26th October 1997

PIL for our ills

By Mudliyar

The PIL is doing won ders in India. Though one PIL has failed to retard the growth of population, the other PIL has sent shivers down the spinal cord of corrupt politicians. The politicians have for the first time become accountable to the people. Yet corruption is rampant and is the order of the day. The PIL has made it a little more difficult for them.

The era of Indian ministers resigning when a suburban railway crashed is gone by. Politicians of the calibre of Lal Bahadur Shasthri are forgotten. No one in fact remembers, that when Shasthri died, his house had been mortgaged, his widow had no money to repay the loan, and the Government of India had to step in and redeem the pledge.

Even in Sri Lanka very few people remember the likes of M. D. Banda, U .B. Wanniyanayake, and U. P. Y. Jinadasa of the SLFP.

An impostor was arrested by bank officials for altering a cheque of Rs. 100 to make it Rs. 900 given to him on charity by Prime Minister Dudley Senanayake. The detection of the fraud was possible because the Prime Minister did not have at the time the cheque was presented one thousand rupees in his personal bank account. The bank clerk had consulted the manager and detected the clever alteration by the aid of an electronic device.

Box coordinate listings:
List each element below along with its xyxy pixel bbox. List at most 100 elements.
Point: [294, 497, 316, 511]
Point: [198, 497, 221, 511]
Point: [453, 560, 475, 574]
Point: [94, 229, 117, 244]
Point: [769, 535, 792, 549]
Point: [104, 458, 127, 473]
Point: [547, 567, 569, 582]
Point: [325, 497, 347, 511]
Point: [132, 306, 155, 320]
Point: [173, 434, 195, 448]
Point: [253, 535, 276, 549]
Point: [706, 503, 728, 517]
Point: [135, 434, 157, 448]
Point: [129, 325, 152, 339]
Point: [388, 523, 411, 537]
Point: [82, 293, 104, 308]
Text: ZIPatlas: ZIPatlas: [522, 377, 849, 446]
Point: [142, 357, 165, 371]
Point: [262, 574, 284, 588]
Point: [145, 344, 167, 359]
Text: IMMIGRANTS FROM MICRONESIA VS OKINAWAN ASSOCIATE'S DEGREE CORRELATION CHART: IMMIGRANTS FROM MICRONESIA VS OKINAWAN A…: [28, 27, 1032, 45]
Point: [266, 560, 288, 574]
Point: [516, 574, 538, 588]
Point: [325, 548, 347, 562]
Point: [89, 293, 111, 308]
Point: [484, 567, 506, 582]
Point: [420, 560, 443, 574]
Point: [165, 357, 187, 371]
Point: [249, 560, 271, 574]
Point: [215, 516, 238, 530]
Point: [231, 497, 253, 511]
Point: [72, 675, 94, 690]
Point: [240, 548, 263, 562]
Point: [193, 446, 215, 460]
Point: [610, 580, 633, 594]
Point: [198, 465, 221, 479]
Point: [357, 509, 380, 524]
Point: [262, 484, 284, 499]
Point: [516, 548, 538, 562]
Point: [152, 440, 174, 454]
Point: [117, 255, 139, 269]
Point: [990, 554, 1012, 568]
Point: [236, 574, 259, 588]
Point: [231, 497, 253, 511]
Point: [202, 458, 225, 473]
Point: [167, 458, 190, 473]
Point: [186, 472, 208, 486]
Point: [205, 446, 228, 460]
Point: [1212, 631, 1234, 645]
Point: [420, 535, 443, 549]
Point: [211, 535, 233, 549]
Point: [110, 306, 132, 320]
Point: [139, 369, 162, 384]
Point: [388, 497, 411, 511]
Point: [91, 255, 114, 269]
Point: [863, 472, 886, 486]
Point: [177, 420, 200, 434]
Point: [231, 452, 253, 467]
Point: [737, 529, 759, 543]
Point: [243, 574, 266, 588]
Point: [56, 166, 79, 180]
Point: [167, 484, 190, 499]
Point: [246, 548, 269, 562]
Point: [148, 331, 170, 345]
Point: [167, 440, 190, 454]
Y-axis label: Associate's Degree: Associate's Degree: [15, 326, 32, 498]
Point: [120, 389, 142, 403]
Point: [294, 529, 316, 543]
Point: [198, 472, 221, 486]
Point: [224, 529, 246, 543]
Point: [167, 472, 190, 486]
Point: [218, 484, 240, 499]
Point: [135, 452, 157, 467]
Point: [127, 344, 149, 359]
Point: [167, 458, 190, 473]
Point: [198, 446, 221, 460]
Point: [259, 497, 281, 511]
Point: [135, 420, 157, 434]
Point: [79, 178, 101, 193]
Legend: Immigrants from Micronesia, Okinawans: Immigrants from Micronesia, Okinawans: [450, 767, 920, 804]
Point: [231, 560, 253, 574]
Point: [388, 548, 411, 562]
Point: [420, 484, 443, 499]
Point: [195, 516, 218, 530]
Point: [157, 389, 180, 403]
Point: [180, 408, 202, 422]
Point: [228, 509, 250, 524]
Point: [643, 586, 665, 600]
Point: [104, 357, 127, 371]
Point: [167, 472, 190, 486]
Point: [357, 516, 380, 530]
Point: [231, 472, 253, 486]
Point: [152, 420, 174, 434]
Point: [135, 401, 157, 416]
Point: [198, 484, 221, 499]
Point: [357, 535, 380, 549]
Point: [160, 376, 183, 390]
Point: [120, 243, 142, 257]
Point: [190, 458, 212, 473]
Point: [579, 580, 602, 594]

TO DO:
**A.** Condense the paragraph of the PIL column beginning "The era of Indian ministers" into two sentences, keeping its main facts.
**B.** Carry the PIL column on from its last sentence with the next part.

RESPONSE LIST:
**A.** Indian ministers no longer resign when a suburban railway crashes, and politicians of Lal Bahadur Shasthri's caliber are forgotten. Few remember that when Shasthri died, his house was mortgaged, his widow could not repay the loan, and the Government of India had to redeem the pledge.

**B.**
The man who vowed to eradicate corruption from Indian politics Rajiv Ghandhi was called Mr. Clean but he was later known as Mr. Bofors. With the death of Lal Bahadur Shasthri, the era of politicians who contended for power to work for the people ended, and the era of politicians who worked for personal gain came into being. There was no way in which the politician could be brought to book, with the politician being corrupt to the core.

There were serious allegations even against the Judges. The opposition moved to impeach a Judge of the Supreme Court of India. It was at the intervention of Prime Minister Narasimha Rao that Justice Cumaraswamy was saved.

Something had to be done. The judiciary took cognizance of the grave situation, which warranted urgent action. After the infamous emergency rule of Indira Ghandhi, the Supreme Court decided that enough was enough. There was no provision to invoke the jurisdiction of Court for Private Petition on public matters. Professor S.P. Sathi said the judicial process should be made more accessible to the disadvantaged sections of society to ensure judicial protections of their human rights.

The Indian Supreme Court realizing the grave situation that existed in the country, where the poor, the disadvantaged, the oppressed, the lower caste had no access to the judicial process, where the caste oppression is almost identical or worse than the racial apartheid of South Africa, the Penal Code and the Criminal Procedure Code were not operative in favour of their complaint where the religion or the Brahamin interpretation where it made the Dalits (Lower Caste) the scum of the earth; where the laws of the land especially the Criminal Procedure Code or the Penal Code did not operate in favour of Dalits.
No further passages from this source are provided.